_The task_.
Read the listing below and copy out every line that holds "panel".

###

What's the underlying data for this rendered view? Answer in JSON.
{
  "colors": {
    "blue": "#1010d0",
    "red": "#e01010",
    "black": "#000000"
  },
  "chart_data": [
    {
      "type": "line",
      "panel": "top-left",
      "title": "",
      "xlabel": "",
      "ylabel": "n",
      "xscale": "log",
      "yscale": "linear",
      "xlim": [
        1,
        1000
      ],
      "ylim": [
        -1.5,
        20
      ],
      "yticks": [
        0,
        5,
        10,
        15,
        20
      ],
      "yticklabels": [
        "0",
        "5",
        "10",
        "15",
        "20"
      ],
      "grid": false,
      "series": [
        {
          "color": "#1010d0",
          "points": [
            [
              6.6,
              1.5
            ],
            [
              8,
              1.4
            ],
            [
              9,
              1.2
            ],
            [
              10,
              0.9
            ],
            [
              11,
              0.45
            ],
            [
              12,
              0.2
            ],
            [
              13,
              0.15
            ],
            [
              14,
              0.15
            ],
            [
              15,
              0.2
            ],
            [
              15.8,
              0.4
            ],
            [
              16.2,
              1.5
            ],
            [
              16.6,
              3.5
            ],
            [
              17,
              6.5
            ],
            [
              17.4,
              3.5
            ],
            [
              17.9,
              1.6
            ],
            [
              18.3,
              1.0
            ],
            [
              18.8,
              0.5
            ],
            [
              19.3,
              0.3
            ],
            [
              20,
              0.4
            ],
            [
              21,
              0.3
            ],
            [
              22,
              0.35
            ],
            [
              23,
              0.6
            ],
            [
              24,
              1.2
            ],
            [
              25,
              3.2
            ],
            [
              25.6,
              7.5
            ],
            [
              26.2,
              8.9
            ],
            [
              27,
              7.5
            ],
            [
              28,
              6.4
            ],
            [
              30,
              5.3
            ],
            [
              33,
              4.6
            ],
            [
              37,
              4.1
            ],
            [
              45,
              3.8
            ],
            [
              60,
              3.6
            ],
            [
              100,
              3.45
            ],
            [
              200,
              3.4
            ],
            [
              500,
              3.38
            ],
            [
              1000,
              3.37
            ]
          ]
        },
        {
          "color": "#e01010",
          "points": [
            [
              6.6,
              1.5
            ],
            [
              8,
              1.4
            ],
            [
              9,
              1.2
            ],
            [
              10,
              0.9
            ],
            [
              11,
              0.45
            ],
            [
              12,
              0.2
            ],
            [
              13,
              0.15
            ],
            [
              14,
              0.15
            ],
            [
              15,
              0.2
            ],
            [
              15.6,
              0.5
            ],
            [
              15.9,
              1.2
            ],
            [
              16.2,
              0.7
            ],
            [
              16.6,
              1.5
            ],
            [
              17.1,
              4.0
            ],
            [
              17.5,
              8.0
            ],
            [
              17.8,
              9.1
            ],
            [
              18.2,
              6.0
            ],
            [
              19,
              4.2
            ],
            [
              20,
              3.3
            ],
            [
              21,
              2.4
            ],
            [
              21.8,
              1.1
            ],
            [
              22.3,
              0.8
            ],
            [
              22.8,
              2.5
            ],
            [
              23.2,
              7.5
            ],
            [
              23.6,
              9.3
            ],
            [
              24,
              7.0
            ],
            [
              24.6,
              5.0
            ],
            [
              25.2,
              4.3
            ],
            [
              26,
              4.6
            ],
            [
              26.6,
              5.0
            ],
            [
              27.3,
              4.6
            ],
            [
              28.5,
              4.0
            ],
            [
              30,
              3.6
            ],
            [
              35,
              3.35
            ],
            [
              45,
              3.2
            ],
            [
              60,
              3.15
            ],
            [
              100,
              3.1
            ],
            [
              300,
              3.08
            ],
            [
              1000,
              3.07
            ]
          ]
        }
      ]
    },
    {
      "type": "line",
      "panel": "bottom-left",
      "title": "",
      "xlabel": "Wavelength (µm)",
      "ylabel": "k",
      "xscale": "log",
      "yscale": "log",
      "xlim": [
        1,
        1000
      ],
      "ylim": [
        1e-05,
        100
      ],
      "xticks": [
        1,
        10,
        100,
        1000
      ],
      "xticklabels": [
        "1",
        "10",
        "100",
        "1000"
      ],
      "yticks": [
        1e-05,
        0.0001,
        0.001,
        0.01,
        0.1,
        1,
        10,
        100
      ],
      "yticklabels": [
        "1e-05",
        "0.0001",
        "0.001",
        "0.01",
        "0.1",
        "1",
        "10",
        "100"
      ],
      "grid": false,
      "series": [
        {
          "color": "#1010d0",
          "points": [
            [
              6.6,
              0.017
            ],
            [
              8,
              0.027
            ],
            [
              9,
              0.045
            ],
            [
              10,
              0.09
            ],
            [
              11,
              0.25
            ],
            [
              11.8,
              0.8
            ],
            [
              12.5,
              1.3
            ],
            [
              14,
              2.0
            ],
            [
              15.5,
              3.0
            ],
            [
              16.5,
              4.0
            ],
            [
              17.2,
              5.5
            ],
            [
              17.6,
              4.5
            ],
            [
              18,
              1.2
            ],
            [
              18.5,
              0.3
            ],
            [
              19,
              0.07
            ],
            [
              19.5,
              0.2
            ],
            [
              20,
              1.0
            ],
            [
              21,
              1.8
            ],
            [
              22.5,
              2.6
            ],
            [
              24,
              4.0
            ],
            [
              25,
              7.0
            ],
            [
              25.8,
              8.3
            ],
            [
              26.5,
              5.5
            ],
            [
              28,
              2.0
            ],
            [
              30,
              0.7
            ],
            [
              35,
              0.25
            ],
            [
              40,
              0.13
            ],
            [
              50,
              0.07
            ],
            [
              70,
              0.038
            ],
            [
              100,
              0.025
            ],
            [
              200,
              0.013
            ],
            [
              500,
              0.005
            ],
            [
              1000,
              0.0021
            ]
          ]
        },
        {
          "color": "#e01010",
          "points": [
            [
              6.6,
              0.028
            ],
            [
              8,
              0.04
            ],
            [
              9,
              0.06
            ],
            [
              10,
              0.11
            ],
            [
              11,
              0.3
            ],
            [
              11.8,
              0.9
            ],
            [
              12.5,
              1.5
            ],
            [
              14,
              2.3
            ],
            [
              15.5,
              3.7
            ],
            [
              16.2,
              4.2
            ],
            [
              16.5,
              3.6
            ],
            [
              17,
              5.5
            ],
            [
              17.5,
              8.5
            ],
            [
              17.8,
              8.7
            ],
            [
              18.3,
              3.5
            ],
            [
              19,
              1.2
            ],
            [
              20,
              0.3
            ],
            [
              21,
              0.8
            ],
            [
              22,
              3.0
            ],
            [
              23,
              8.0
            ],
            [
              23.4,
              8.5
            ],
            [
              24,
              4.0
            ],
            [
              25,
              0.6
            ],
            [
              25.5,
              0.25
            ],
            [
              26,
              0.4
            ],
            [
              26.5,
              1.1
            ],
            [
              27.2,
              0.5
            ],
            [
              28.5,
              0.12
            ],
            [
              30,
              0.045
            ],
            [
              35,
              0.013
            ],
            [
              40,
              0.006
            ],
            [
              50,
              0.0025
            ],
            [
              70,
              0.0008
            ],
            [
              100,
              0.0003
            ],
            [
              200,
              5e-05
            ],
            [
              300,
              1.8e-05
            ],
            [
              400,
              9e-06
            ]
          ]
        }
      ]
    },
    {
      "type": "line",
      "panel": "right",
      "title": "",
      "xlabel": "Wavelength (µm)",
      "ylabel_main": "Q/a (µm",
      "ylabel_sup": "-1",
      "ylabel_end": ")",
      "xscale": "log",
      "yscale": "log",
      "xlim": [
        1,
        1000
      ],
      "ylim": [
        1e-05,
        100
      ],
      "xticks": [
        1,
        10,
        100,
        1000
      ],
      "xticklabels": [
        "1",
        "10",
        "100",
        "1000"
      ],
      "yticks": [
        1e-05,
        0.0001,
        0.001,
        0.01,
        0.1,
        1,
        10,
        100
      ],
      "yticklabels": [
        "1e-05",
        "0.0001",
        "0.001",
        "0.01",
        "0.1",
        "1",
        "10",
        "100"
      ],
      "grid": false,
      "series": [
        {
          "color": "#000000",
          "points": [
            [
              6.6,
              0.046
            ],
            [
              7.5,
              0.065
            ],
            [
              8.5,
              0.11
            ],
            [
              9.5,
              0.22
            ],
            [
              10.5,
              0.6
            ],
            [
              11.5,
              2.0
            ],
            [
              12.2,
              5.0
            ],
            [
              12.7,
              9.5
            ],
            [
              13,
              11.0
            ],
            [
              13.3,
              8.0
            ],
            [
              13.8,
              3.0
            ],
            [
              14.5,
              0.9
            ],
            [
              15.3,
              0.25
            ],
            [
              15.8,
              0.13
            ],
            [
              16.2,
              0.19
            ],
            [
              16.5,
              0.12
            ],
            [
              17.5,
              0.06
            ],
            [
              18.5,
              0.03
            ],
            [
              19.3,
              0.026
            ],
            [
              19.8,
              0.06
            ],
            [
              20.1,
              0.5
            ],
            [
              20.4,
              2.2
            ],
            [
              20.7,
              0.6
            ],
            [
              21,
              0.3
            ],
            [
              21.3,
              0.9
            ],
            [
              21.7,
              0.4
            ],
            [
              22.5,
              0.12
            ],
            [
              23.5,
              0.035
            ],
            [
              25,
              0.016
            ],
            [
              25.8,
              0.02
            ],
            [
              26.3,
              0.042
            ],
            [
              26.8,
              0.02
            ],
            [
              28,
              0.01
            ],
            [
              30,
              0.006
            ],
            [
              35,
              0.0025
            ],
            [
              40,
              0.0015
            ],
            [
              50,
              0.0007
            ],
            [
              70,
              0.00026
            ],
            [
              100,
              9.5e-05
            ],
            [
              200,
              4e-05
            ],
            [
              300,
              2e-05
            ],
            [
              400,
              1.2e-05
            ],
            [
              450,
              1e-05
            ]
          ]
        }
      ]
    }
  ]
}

###

_Completed exercise_.
      "panel": "top-left",
      "panel": "bottom-left",
      "panel": "right",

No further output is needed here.